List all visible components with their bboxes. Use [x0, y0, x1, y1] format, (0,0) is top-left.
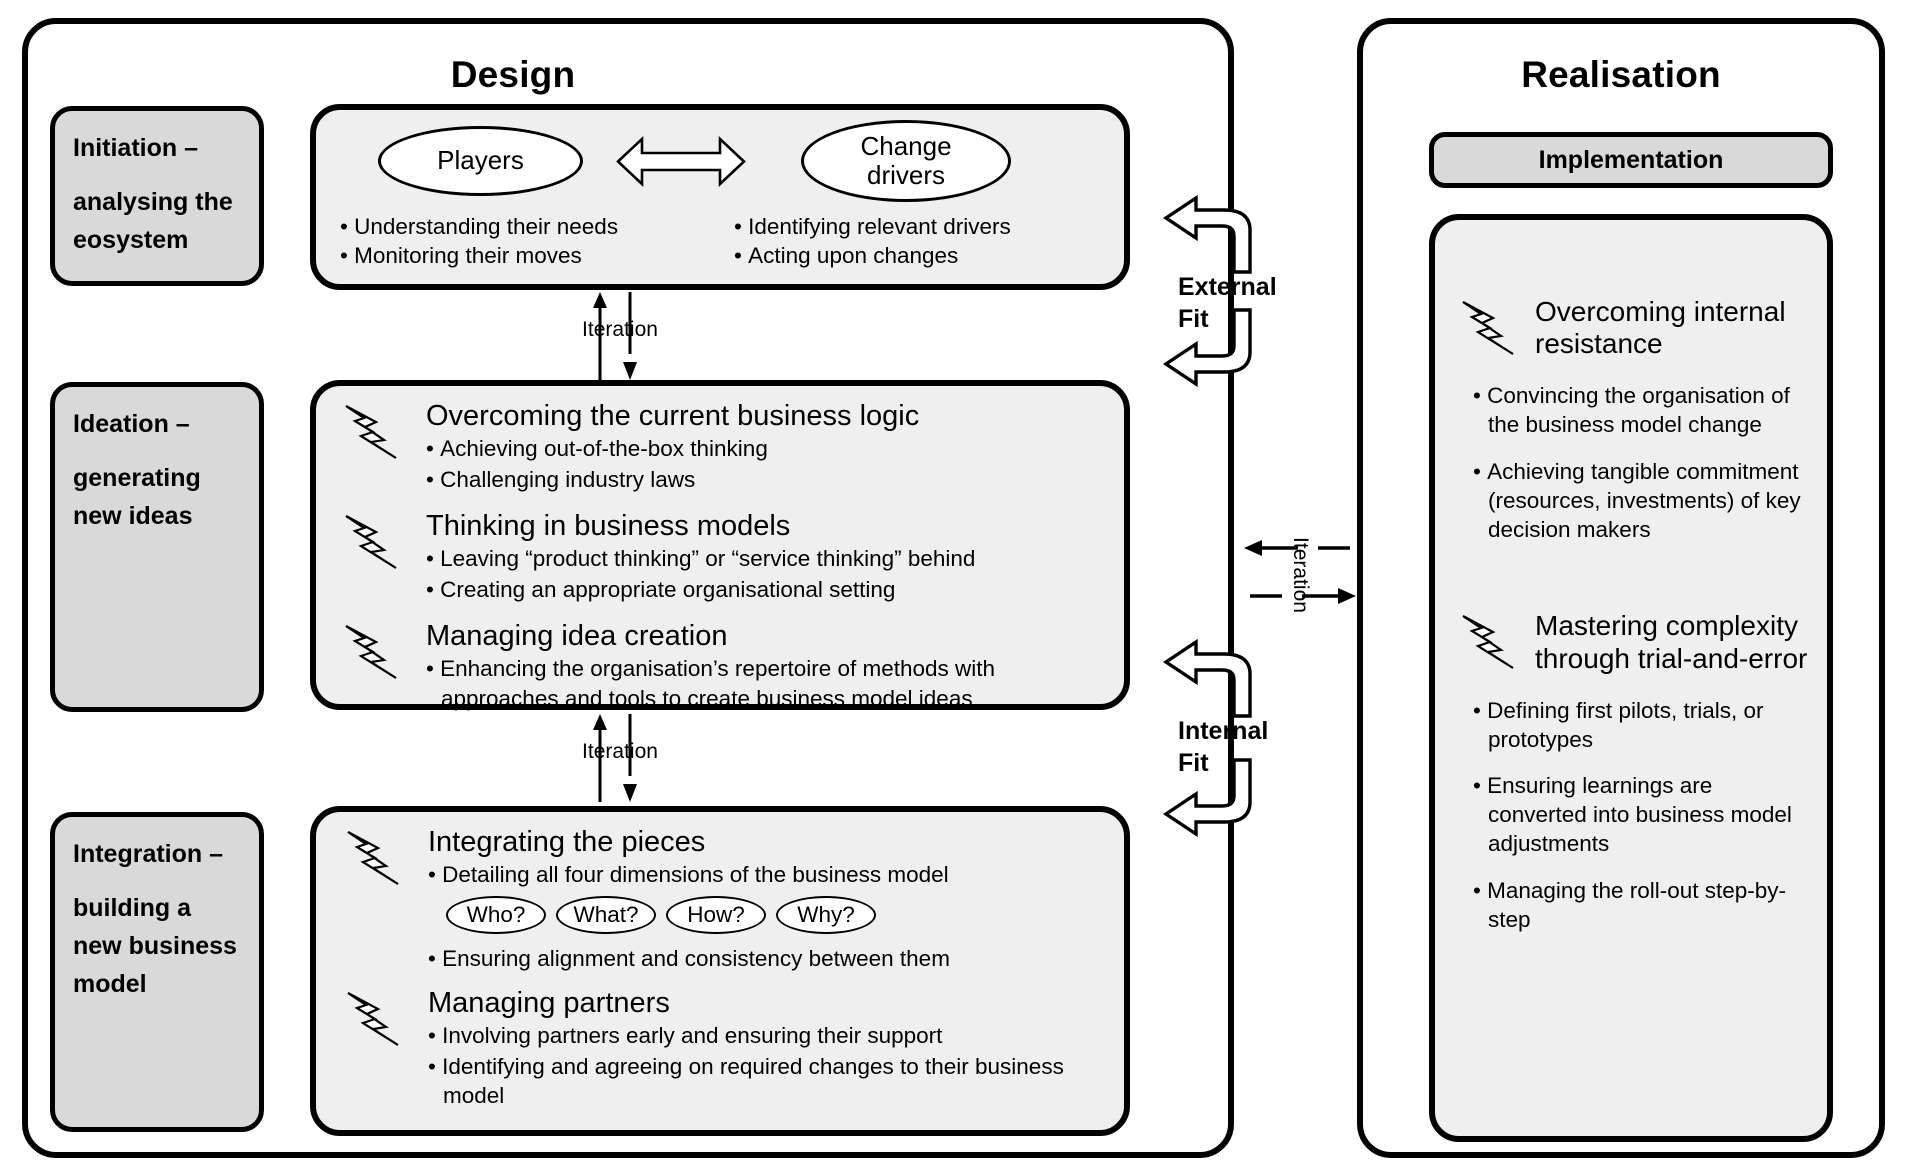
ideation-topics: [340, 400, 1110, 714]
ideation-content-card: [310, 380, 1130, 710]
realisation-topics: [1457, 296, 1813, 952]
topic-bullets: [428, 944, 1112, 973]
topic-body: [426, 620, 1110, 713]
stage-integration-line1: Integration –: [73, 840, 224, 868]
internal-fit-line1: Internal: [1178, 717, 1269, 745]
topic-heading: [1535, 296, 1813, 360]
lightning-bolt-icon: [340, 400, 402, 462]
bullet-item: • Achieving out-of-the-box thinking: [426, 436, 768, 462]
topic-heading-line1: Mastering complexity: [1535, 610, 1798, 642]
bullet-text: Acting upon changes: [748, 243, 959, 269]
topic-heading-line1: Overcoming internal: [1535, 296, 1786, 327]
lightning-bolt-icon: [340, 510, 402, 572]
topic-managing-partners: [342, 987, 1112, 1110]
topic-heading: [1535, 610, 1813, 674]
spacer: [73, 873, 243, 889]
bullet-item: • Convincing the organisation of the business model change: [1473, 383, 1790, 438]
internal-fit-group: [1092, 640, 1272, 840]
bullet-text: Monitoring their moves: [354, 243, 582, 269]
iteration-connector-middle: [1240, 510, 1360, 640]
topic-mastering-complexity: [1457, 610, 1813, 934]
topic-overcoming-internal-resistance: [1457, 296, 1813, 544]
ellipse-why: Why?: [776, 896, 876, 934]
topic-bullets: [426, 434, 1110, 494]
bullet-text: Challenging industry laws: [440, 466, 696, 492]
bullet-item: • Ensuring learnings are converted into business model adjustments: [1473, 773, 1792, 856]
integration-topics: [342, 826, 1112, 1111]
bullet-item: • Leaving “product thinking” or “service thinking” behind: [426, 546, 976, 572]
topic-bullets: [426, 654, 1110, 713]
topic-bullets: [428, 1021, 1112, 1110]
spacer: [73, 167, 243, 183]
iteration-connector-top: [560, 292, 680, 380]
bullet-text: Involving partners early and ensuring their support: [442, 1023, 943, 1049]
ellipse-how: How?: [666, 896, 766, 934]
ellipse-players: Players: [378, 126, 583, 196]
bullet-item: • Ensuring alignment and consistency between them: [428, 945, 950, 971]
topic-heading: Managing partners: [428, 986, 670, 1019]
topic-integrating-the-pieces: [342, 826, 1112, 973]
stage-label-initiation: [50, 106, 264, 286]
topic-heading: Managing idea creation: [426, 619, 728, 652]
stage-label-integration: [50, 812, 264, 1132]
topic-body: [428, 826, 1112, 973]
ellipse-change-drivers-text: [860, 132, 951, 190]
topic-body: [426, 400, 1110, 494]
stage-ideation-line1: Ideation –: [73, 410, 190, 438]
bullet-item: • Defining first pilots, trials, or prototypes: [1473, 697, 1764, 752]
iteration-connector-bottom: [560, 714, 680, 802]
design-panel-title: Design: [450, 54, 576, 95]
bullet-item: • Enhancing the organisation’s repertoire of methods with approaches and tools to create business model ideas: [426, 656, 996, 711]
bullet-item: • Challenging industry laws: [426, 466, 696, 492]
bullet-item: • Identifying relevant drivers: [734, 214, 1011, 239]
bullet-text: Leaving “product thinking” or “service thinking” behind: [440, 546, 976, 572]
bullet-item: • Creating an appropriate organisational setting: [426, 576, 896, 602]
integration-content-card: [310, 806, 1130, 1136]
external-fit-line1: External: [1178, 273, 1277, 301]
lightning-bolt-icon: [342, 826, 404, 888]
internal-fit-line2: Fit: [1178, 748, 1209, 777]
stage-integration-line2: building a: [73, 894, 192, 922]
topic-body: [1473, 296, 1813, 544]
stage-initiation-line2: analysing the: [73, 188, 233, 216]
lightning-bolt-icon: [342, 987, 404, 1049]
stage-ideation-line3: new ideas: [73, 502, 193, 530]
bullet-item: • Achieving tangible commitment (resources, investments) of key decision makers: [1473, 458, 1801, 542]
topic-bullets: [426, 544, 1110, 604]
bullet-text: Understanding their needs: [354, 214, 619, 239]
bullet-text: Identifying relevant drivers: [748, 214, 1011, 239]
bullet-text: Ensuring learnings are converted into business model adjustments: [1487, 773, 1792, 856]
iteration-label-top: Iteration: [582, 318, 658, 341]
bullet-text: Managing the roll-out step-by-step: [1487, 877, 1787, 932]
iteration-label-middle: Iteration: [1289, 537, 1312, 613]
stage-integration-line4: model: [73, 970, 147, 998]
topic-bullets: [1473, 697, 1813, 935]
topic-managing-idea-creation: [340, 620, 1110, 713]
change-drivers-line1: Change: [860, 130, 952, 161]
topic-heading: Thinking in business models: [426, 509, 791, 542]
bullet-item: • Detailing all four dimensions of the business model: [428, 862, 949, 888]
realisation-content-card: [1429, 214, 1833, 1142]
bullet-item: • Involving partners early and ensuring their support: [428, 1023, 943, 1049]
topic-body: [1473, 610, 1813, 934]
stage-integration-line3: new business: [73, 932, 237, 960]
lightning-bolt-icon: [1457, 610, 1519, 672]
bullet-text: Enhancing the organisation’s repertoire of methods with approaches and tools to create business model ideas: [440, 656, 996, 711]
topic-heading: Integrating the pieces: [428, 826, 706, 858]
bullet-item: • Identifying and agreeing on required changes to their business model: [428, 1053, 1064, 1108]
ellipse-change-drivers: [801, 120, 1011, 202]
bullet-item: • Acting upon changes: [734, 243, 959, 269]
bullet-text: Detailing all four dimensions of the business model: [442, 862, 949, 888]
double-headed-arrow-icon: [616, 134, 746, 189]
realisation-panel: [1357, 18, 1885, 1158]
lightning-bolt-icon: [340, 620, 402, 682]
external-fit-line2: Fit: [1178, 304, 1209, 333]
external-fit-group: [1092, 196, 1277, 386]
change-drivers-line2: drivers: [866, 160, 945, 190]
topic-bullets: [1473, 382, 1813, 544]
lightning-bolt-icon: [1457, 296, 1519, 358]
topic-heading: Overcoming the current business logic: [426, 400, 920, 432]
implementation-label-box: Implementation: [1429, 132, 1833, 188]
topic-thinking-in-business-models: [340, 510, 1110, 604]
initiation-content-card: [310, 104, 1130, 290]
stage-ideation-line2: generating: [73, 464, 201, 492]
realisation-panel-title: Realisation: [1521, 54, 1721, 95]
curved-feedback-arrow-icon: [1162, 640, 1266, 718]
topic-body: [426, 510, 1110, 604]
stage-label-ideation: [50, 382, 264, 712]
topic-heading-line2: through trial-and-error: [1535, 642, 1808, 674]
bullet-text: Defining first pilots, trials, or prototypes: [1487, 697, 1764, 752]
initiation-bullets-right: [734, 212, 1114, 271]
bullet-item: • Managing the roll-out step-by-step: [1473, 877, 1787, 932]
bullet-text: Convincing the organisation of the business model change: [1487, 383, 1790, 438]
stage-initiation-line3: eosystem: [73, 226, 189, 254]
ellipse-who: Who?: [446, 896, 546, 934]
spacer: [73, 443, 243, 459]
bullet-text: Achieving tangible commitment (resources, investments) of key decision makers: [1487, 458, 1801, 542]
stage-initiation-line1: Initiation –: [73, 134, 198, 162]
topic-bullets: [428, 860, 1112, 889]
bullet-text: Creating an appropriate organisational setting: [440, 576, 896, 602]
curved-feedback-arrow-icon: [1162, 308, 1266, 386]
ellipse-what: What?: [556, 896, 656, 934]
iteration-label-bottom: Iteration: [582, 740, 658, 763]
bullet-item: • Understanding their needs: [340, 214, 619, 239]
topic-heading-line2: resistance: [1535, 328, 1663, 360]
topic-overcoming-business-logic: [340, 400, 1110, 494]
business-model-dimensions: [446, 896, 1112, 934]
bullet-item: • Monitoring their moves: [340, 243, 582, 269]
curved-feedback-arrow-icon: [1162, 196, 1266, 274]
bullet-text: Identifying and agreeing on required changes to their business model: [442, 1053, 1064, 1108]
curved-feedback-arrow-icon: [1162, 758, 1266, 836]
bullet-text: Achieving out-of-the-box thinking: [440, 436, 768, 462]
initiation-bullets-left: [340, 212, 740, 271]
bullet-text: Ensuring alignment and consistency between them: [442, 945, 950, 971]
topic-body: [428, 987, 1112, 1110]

------------------------------

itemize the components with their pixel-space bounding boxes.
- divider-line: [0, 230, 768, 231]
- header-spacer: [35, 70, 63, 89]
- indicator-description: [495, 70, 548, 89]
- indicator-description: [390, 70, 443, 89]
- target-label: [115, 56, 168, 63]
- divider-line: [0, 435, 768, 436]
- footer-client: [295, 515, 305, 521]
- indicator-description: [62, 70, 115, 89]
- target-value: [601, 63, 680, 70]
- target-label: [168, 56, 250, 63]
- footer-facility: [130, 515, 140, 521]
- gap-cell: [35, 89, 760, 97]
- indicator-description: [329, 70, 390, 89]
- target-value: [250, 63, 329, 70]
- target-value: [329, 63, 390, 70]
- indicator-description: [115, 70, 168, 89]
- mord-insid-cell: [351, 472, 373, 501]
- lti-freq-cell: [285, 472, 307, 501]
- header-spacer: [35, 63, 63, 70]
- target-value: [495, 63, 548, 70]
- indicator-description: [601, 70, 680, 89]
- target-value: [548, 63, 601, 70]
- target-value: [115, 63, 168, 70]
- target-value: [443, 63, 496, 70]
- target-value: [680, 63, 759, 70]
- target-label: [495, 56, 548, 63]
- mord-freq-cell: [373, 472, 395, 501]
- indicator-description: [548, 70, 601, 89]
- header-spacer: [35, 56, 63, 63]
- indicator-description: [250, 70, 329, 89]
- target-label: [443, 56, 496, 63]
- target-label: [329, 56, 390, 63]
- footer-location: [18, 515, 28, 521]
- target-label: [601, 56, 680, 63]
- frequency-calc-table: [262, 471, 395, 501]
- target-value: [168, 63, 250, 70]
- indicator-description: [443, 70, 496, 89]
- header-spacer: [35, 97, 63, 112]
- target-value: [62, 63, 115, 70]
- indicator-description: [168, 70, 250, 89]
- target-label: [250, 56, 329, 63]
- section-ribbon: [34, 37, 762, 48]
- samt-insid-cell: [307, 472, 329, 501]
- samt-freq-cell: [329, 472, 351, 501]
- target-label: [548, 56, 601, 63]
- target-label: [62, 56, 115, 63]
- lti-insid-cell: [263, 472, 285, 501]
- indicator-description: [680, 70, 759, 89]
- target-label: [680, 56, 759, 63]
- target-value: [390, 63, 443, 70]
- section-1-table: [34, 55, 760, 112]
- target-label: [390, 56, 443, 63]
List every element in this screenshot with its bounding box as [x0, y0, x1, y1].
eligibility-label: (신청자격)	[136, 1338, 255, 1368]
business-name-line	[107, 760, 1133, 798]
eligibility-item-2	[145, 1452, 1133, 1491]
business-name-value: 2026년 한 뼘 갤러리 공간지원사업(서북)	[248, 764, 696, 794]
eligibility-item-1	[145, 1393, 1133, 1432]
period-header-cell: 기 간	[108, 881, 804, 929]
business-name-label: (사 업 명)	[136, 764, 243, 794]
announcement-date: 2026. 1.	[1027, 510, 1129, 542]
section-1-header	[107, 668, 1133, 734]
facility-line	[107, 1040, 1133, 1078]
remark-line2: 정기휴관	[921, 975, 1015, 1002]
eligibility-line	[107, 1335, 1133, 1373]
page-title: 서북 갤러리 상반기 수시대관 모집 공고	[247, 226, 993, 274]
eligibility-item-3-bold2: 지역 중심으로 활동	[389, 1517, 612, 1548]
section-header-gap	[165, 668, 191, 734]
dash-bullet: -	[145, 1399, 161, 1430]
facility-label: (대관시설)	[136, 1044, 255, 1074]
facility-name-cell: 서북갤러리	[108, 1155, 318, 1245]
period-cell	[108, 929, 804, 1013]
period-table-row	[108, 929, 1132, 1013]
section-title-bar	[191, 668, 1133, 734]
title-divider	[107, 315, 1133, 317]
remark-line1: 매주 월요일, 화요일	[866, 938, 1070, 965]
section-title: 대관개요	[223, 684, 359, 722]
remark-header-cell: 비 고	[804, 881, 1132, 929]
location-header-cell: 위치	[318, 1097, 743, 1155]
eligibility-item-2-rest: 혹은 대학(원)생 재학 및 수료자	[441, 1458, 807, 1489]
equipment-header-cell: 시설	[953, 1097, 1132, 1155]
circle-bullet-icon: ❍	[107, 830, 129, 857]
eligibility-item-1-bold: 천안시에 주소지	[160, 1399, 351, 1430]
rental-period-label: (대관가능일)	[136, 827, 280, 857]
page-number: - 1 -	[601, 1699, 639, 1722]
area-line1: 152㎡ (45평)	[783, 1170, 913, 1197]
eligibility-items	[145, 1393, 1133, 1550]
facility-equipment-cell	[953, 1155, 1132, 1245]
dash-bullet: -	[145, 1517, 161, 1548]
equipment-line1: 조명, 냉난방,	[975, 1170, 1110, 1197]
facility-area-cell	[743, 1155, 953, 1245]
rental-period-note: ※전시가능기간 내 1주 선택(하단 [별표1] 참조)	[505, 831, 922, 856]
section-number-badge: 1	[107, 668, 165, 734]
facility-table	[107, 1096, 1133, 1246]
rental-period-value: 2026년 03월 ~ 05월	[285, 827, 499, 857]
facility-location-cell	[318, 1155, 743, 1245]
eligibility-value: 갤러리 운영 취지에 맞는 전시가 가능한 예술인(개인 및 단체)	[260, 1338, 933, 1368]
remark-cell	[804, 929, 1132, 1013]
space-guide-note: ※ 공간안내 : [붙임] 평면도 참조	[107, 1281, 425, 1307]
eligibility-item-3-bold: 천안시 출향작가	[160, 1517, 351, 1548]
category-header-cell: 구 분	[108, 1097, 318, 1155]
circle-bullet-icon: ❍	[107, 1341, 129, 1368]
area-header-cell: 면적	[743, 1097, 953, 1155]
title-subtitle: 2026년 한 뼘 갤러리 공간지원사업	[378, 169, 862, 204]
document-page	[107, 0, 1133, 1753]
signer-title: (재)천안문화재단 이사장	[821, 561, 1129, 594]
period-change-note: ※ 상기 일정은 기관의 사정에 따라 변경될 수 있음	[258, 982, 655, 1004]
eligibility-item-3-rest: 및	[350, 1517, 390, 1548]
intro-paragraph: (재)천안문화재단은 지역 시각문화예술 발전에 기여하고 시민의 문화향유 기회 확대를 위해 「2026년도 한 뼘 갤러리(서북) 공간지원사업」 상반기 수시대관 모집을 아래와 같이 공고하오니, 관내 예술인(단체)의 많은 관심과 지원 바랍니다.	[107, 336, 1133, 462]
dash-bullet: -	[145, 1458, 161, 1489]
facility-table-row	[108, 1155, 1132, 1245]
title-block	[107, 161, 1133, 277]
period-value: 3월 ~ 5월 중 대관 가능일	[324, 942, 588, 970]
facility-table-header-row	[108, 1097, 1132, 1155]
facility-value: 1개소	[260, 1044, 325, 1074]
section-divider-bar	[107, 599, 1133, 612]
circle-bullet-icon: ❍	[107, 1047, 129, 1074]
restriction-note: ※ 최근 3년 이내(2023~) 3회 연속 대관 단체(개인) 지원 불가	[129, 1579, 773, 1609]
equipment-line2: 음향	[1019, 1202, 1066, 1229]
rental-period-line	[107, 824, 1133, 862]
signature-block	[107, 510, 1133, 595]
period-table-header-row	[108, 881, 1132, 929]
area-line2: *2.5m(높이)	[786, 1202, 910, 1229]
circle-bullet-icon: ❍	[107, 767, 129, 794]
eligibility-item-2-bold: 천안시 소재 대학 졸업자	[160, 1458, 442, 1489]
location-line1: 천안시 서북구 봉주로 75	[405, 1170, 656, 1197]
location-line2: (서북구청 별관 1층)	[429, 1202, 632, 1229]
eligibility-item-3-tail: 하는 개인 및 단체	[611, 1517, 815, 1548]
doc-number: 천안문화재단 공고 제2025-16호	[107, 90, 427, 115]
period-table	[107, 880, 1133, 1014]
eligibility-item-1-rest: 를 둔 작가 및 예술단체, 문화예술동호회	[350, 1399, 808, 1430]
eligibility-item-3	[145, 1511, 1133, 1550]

------------------------------

• GIVEN INSTRUCTION: Copy the entries between the lines holding "ideation-topics: [340, 400, 1110, 714]" and "internal-fit-line1: Internal: [1178, 717, 1269, 745]", inclusive, keeping each one word for word.

• REPLY:
ideation-topics: [340, 400, 1110, 714]
ideation-content-card: [310, 380, 1130, 710]
realisation-topics: [1457, 296, 1813, 952]
topic-bullets: [428, 944, 1112, 973]
topic-body: [426, 620, 1110, 713]
stage-integration-line1: Integration –: [73, 840, 224, 868]
internal-fit-line1: Internal: [1178, 717, 1269, 745]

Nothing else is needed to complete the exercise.